[Records from a collection]
════════════════════
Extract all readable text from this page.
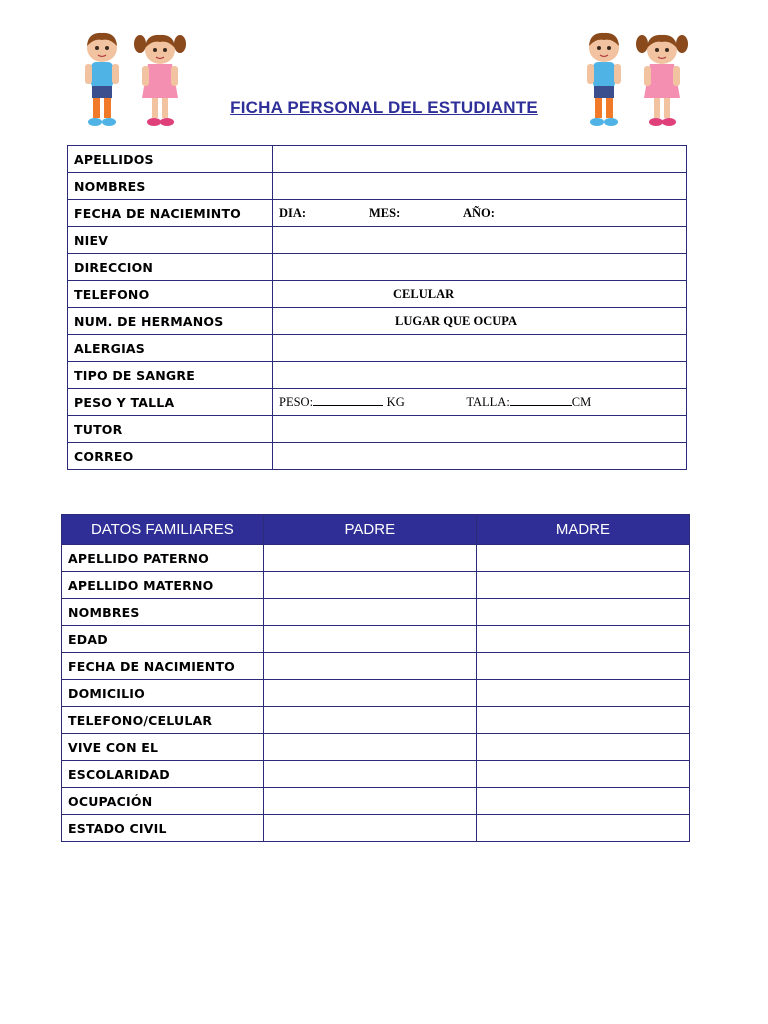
FICHA PERSONAL DEL ESTUDIANTE
APELLIDOS	
NOMBRES	
FECHA DE NACIEMINTO	DIA: MES: AÑO:
NIEV	
DIRECCION	
TELEFONO	CELULAR
NUM. DE HERMANOS	LUGAR QUE OCUPA
ALERGIAS	
TIPO DE SANGRE	
PESO Y TALLA	PESO: KG TALLA: CM
TUTOR	
CORREO	
DATOS FAMILIARES	PADRE	MADRE
APELLIDO PATERNO		
APELLIDO MATERNO		
NOMBRES		
EDAD		
FECHA DE NACIMIENTO		
DOMICILIO		
TELEFONO/CELULAR		
VIVE CON EL		
ESCOLARIDAD		
OCUPACIÓN		
ESTADO CIVIL		
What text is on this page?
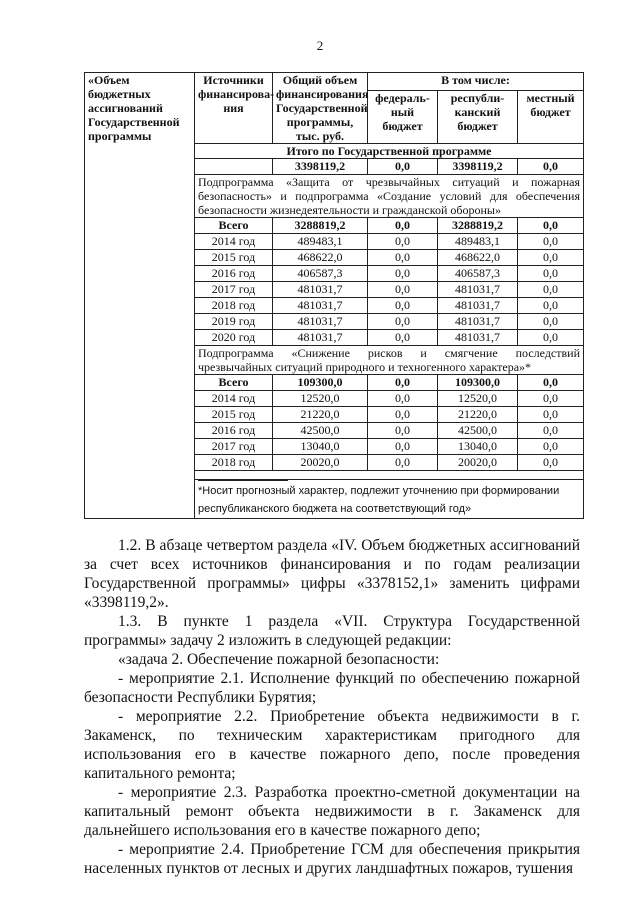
2
«Объем бюджетных ассигнований Государственной программы	Источники финансирова-ния	Общий объем финансирования Государственной программы, тыс. руб.	В том числе:		
			федераль-ный бюджет	республи-канский бюджет	местный бюджет
	Итого по Государственной программе				
		3398119,2	0,0	3398119,2	0,0
	Подпрограмма «Защита от чрезвычайных ситуаций и пожарная безопасность» и подпрограмма «Создание условий для обеспечения безопасности жизнедеятельности и гражданской обороны»				
	Всего	3288819,2	0,0	3288819,2	0,0
	2014 год	489483,1	0,0	489483,1	0,0
	2015 год	468622,0	0,0	468622,0	0,0
	2016 год	406587,3	0,0	406587,3	0,0
	2017 год	481031,7	0,0	481031,7	0,0
	2018 год	481031,7	0,0	481031,7	0,0
	2019 год	481031,7	0,0	481031,7	0,0
	2020 год	481031,7	0,0	481031,7	0,0
	Подпрограмма «Снижение рисков и смягчение последствий чрезвычайных ситуаций природного и техногенного характера»*				
	Всего	109300,0	0,0	109300,0	0,0
	2014 год	12520,0	0,0	12520,0	0,0
	2015 год	21220,0	0,0	21220,0	0,0
	2016 год	42500,0	0,0	42500,0	0,0
	2017 год	13040,0	0,0	13040,0	0,0
	2018 год	20020,0	0,0	20020,0	0,0

	*Носит прогнозный характер, подлежит уточнению при формировании республиканского бюджета на соответствующий год»				

1.2. В абзаце четвертом раздела «IV. Объем бюджетных ассигнований за счет всех источников финансирования и по годам реализации Государственной программы» цифры «3378152,1» заменить цифрами «3398119,2».

1.3. В пункте 1 раздела «VII. Структура Государственной программы» задачу 2 изложить в следующей редакции:

«задача 2. Обеспечение пожарной безопасности:

- мероприятие 2.1. Исполнение функций по обеспечению пожарной безопасности Республики Бурятия;

- мероприятие 2.2. Приобретение объекта недвижимости в г. Закаменск, по техническим характеристикам пригодного для использования его в качестве пожарного депо, после проведения капитального ремонта;

- мероприятие 2.3. Разработка проектно-сметной документации на капитальный ремонт объекта недвижимости в г. Закаменск для дальнейшего использования его в качестве пожарного депо;

- мероприятие 2.4. Приобретение ГСМ для обеспечения прикрытия населенных пунктов от лесных и других ландшафтных пожаров, тушения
════════════════════
▶ [What is needed]: Reproduce the listing exactly. Leave its pictures out.

▶ [Result below]:
Extract all readable text from this page.
FICHA PERSONAL DEL ESTUDIANTE
APELLIDOS	
NOMBRES	
FECHA DE NACIEMINTO	DIA: MES: AÑO:
NIEV	
DIRECCION	
TELEFONO	CELULAR
NUM. DE HERMANOS	LUGAR QUE OCUPA
ALERGIAS	
TIPO DE SANGRE	
PESO Y TALLA	PESO: KG TALLA: CM
TUTOR	
CORREO	
DATOS FAMILIARES	PADRE	MADRE
APELLIDO PATERNO		
APELLIDO MATERNO		
NOMBRES		
EDAD		
FECHA DE NACIMIENTO		
DOMICILIO		
TELEFONO/CELULAR		
VIVE CON EL		
ESCOLARIDAD		
OCUPACIÓN		
ESTADO CIVIL		
What text is on this page?
2
«Объем бюджетных ассигнований Государственной программы	Источники финансирова-ния	Общий объем финансирования Государственной программы, тыс. руб.	В том числе:		
			федераль-ный бюджет	республи-канский бюджет	местный бюджет
	Итого по Государственной программе				
		3398119,2	0,0	3398119,2	0,0
	Подпрограмма «Защита от чрезвычайных ситуаций и пожарная безопасность» и подпрограмма «Создание условий для обеспечения безопасности жизнедеятельности и гражданской обороны»				
	Всего	3288819,2	0,0	3288819,2	0,0
	2014 год	489483,1	0,0	489483,1	0,0
	2015 год	468622,0	0,0	468622,0	0,0
	2016 год	406587,3	0,0	406587,3	0,0
	2017 год	481031,7	0,0	481031,7	0,0
	2018 год	481031,7	0,0	481031,7	0,0
	2019 год	481031,7	0,0	481031,7	0,0
	2020 год	481031,7	0,0	481031,7	0,0
	Подпрограмма «Снижение рисков и смягчение последствий чрезвычайных ситуаций природного и техногенного характера»*				
	Всего	109300,0	0,0	109300,0	0,0
	2014 год	12520,0	0,0	12520,0	0,0
	2015 год	21220,0	0,0	21220,0	0,0
	2016 год	42500,0	0,0	42500,0	0,0
	2017 год	13040,0	0,0	13040,0	0,0
	2018 год	20020,0	0,0	20020,0	0,0

	*Носит прогнозный характер, подлежит уточнению при формировании республиканского бюджета на соответствующий год»				

1.2. В абзаце четвертом раздела «IV. Объем бюджетных ассигнований за счет всех источников финансирования и по годам реализации Государственной программы» цифры «3378152,1» заменить цифрами «3398119,2».

1.3. В пункте 1 раздела «VII. Структура Государственной программы» задачу 2 изложить в следующей редакции:

«задача 2. Обеспечение пожарной безопасности:

- мероприятие 2.1. Исполнение функций по обеспечению пожарной безопасности Республики Бурятия;

- мероприятие 2.2. Приобретение объекта недвижимости в г. Закаменск, по техническим характеристикам пригодного для использования его в качестве пожарного депо, после проведения капитального ремонта;

- мероприятие 2.3. Разработка проектно-сметной документации на капитальный ремонт объекта недвижимости в г. Закаменск для дальнейшего использования его в качестве пожарного депо;

- мероприятие 2.4. Приобретение ГСМ для обеспечения прикрытия населенных пунктов от лесных и других ландшафтных пожаров, тушения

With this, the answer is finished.